>> START Input records

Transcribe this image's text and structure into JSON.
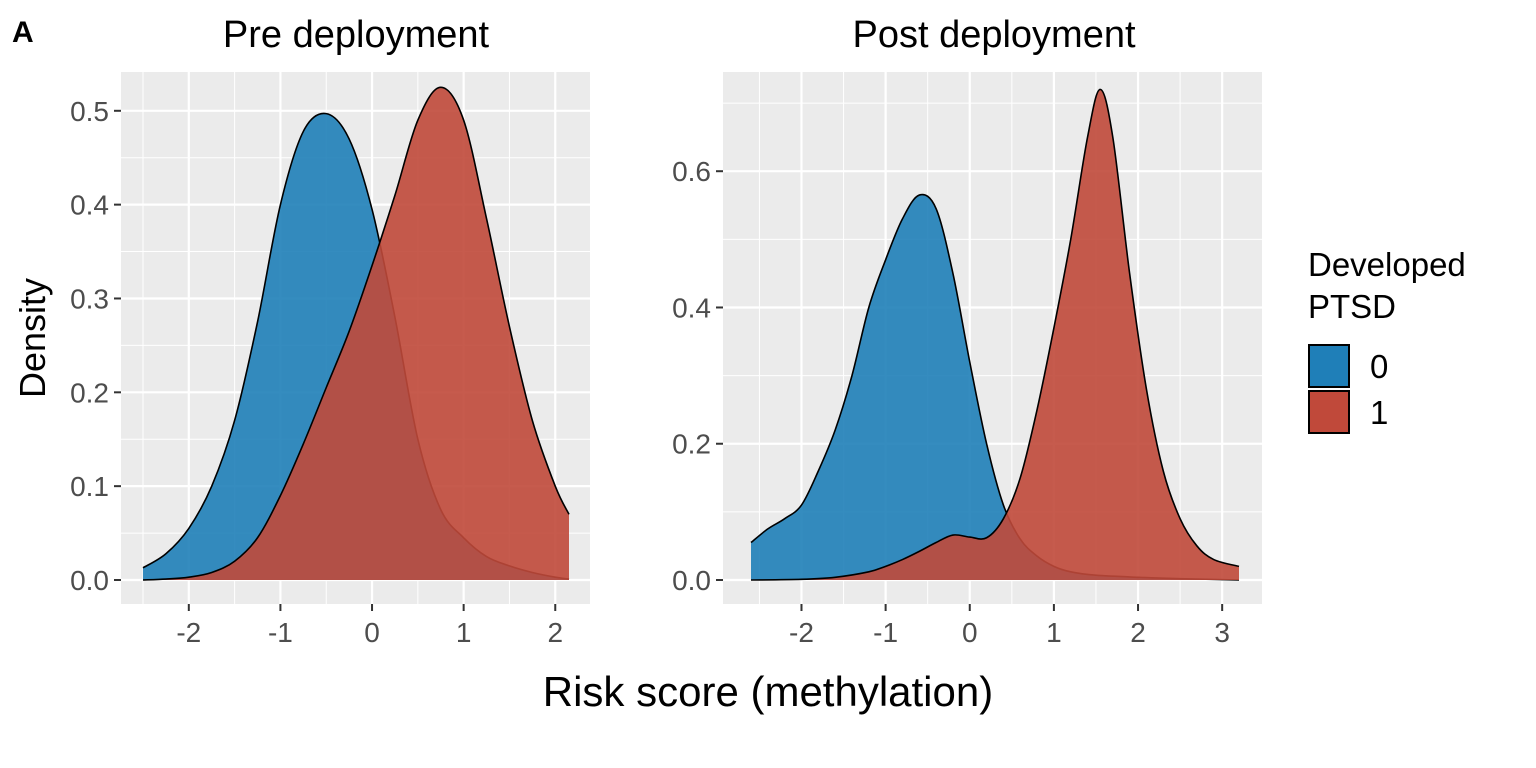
{
  "panel_label": "A",
  "legend": {
    "title_line1": "Developed",
    "title_line2": "PTSD"
  },
  "colors": {
    "class_0": "#1f7fb8",
    "class_1": "#c0493a",
    "panel_bg": "#ebebeb",
    "grid": "#ffffff"
  },
  "chart_data": {
    "type": "area",
    "xlabel": "Risk score (methylation)",
    "ylabel": "Density",
    "grid": true,
    "legend_position": "right",
    "panels": [
      {
        "title": "Pre deployment",
        "xlim": [
          -2.5,
          2.15
        ],
        "ylim": [
          0,
          0.53
        ],
        "xticks": [
          -2,
          -1,
          0,
          1,
          2
        ],
        "yticks": [
          0.0,
          0.1,
          0.2,
          0.3,
          0.4,
          0.5
        ],
        "series": [
          {
            "name": "0",
            "x": [
              -2.5,
              -2.25,
              -2.0,
              -1.75,
              -1.5,
              -1.25,
              -1.0,
              -0.75,
              -0.5,
              -0.25,
              0.0,
              0.25,
              0.5,
              0.75,
              1.0,
              1.25,
              1.5,
              1.75,
              2.0,
              2.15
            ],
            "y": [
              0.013,
              0.028,
              0.055,
              0.1,
              0.17,
              0.275,
              0.4,
              0.478,
              0.497,
              0.47,
              0.395,
              0.28,
              0.15,
              0.075,
              0.045,
              0.025,
              0.015,
              0.008,
              0.003,
              0.001
            ]
          },
          {
            "name": "1",
            "x": [
              -2.5,
              -2.25,
              -2.0,
              -1.75,
              -1.5,
              -1.25,
              -1.0,
              -0.75,
              -0.5,
              -0.25,
              0.0,
              0.25,
              0.5,
              0.75,
              1.0,
              1.25,
              1.5,
              1.75,
              2.0,
              2.15
            ],
            "y": [
              0.0,
              0.001,
              0.003,
              0.008,
              0.02,
              0.045,
              0.09,
              0.145,
              0.205,
              0.265,
              0.335,
              0.41,
              0.49,
              0.525,
              0.49,
              0.385,
              0.27,
              0.17,
              0.1,
              0.07
            ]
          }
        ]
      },
      {
        "title": "Post deployment",
        "xlim": [
          -2.6,
          3.2
        ],
        "ylim": [
          0,
          0.73
        ],
        "xticks": [
          -2,
          -1,
          0,
          1,
          2,
          3
        ],
        "yticks": [
          0.0,
          0.2,
          0.4,
          0.6
        ],
        "series": [
          {
            "name": "0",
            "x": [
              -2.6,
              -2.4,
              -2.2,
              -2.0,
              -1.8,
              -1.6,
              -1.4,
              -1.2,
              -1.0,
              -0.8,
              -0.6,
              -0.4,
              -0.2,
              0.0,
              0.2,
              0.4,
              0.6,
              0.8,
              1.0,
              1.2,
              1.5,
              2.0,
              2.5,
              3.2
            ],
            "y": [
              0.055,
              0.075,
              0.09,
              0.11,
              0.16,
              0.22,
              0.3,
              0.4,
              0.47,
              0.53,
              0.565,
              0.545,
              0.45,
              0.32,
              0.2,
              0.11,
              0.06,
              0.035,
              0.02,
              0.012,
              0.007,
              0.004,
              0.002,
              0.0
            ]
          },
          {
            "name": "1",
            "x": [
              -2.6,
              -2.0,
              -1.6,
              -1.2,
              -1.0,
              -0.8,
              -0.6,
              -0.4,
              -0.2,
              0.0,
              0.2,
              0.4,
              0.6,
              0.8,
              1.0,
              1.2,
              1.4,
              1.55,
              1.7,
              1.9,
              2.1,
              2.3,
              2.5,
              2.7,
              2.9,
              3.2
            ],
            "y": [
              0.0,
              0.001,
              0.004,
              0.012,
              0.02,
              0.03,
              0.042,
              0.055,
              0.066,
              0.063,
              0.062,
              0.09,
              0.15,
              0.25,
              0.37,
              0.5,
              0.65,
              0.72,
              0.65,
              0.45,
              0.28,
              0.16,
              0.09,
              0.05,
              0.03,
              0.02
            ]
          }
        ]
      }
    ]
  }
}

>> END Input records

Make a word-for-word copy of the entries, without any pictures.

Exercise answer -
Transcribe this image's text and structure into JSON.
{
  "panel_label": "A",
  "legend": {
    "title_line1": "Developed",
    "title_line2": "PTSD"
  },
  "colors": {
    "class_0": "#1f7fb8",
    "class_1": "#c0493a",
    "panel_bg": "#ebebeb",
    "grid": "#ffffff"
  },
  "chart_data": {
    "type": "area",
    "xlabel": "Risk score (methylation)",
    "ylabel": "Density",
    "grid": true,
    "legend_position": "right",
    "panels": [
      {
        "title": "Pre deployment",
        "xlim": [
          -2.5,
          2.15
        ],
        "ylim": [
          0,
          0.53
        ],
        "xticks": [
          -2,
          -1,
          0,
          1,
          2
        ],
        "yticks": [
          0.0,
          0.1,
          0.2,
          0.3,
          0.4,
          0.5
        ],
        "series": [
          {
            "name": "0",
            "x": [
              -2.5,
              -2.25,
              -2.0,
              -1.75,
              -1.5,
              -1.25,
              -1.0,
              -0.75,
              -0.5,
              -0.25,
              0.0,
              0.25,
              0.5,
              0.75,
              1.0,
              1.25,
              1.5,
              1.75,
              2.0,
              2.15
            ],
            "y": [
              0.013,
              0.028,
              0.055,
              0.1,
              0.17,
              0.275,
              0.4,
              0.478,
              0.497,
              0.47,
              0.395,
              0.28,
              0.15,
              0.075,
              0.045,
              0.025,
              0.015,
              0.008,
              0.003,
              0.001
            ]
          },
          {
            "name": "1",
            "x": [
              -2.5,
              -2.25,
              -2.0,
              -1.75,
              -1.5,
              -1.25,
              -1.0,
              -0.75,
              -0.5,
              -0.25,
              0.0,
              0.25,
              0.5,
              0.75,
              1.0,
              1.25,
              1.5,
              1.75,
              2.0,
              2.15
            ],
            "y": [
              0.0,
              0.001,
              0.003,
              0.008,
              0.02,
              0.045,
              0.09,
              0.145,
              0.205,
              0.265,
              0.335,
              0.41,
              0.49,
              0.525,
              0.49,
              0.385,
              0.27,
              0.17,
              0.1,
              0.07
            ]
          }
        ]
      },
      {
        "title": "Post deployment",
        "xlim": [
          -2.6,
          3.2
        ],
        "ylim": [
          0,
          0.73
        ],
        "xticks": [
          -2,
          -1,
          0,
          1,
          2,
          3
        ],
        "yticks": [
          0.0,
          0.2,
          0.4,
          0.6
        ],
        "series": [
          {
            "name": "0",
            "x": [
              -2.6,
              -2.4,
              -2.2,
              -2.0,
              -1.8,
              -1.6,
              -1.4,
              -1.2,
              -1.0,
              -0.8,
              -0.6,
              -0.4,
              -0.2,
              0.0,
              0.2,
              0.4,
              0.6,
              0.8,
              1.0,
              1.2,
              1.5,
              2.0,
              2.5,
              3.2
            ],
            "y": [
              0.055,
              0.075,
              0.09,
              0.11,
              0.16,
              0.22,
              0.3,
              0.4,
              0.47,
              0.53,
              0.565,
              0.545,
              0.45,
              0.32,
              0.2,
              0.11,
              0.06,
              0.035,
              0.02,
              0.012,
              0.007,
              0.004,
              0.002,
              0.0
            ]
          },
          {
            "name": "1",
            "x": [
              -2.6,
              -2.0,
              -1.6,
              -1.2,
              -1.0,
              -0.8,
              -0.6,
              -0.4,
              -0.2,
              0.0,
              0.2,
              0.4,
              0.6,
              0.8,
              1.0,
              1.2,
              1.4,
              1.55,
              1.7,
              1.9,
              2.1,
              2.3,
              2.5,
              2.7,
              2.9,
              3.2
            ],
            "y": [
              0.0,
              0.001,
              0.004,
              0.012,
              0.02,
              0.03,
              0.042,
              0.055,
              0.066,
              0.063,
              0.062,
              0.09,
              0.15,
              0.25,
              0.37,
              0.5,
              0.65,
              0.72,
              0.65,
              0.45,
              0.28,
              0.16,
              0.09,
              0.05,
              0.03,
              0.02
            ]
          }
        ]
      }
    ]
  }
}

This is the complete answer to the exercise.